● DATA PROVIDED:
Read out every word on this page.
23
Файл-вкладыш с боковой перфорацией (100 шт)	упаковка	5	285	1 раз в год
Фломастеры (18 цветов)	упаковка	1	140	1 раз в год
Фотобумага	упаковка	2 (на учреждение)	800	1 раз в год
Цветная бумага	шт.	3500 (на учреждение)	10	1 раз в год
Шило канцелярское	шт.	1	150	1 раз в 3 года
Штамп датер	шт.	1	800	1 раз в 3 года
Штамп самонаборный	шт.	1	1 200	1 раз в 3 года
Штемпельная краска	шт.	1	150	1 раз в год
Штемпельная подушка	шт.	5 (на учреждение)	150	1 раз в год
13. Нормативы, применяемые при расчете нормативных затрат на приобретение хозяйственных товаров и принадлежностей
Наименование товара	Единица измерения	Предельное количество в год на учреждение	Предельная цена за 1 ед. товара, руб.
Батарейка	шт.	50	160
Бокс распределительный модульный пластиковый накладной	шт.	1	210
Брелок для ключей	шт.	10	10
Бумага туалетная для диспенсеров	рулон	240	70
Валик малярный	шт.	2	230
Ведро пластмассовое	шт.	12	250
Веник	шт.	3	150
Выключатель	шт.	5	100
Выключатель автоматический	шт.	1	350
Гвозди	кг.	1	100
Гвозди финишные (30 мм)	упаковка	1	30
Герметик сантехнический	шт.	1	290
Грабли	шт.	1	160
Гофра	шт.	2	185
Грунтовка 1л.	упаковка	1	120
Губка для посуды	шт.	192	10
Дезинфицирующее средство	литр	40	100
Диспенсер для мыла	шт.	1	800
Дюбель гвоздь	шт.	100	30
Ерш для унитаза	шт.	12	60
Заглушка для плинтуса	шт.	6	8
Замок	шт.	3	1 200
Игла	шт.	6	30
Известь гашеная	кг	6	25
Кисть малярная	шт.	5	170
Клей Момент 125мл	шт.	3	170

● EXERCISE INSTRUCTIONS:
Gather all lines from the listing above in which "Штамп" occurs.

● SOLUTION:
Штамп датер	шт.	1	800	1 раз в 3 года
Штамп самонаборный	шт.	1	1 200	1 раз в 3 года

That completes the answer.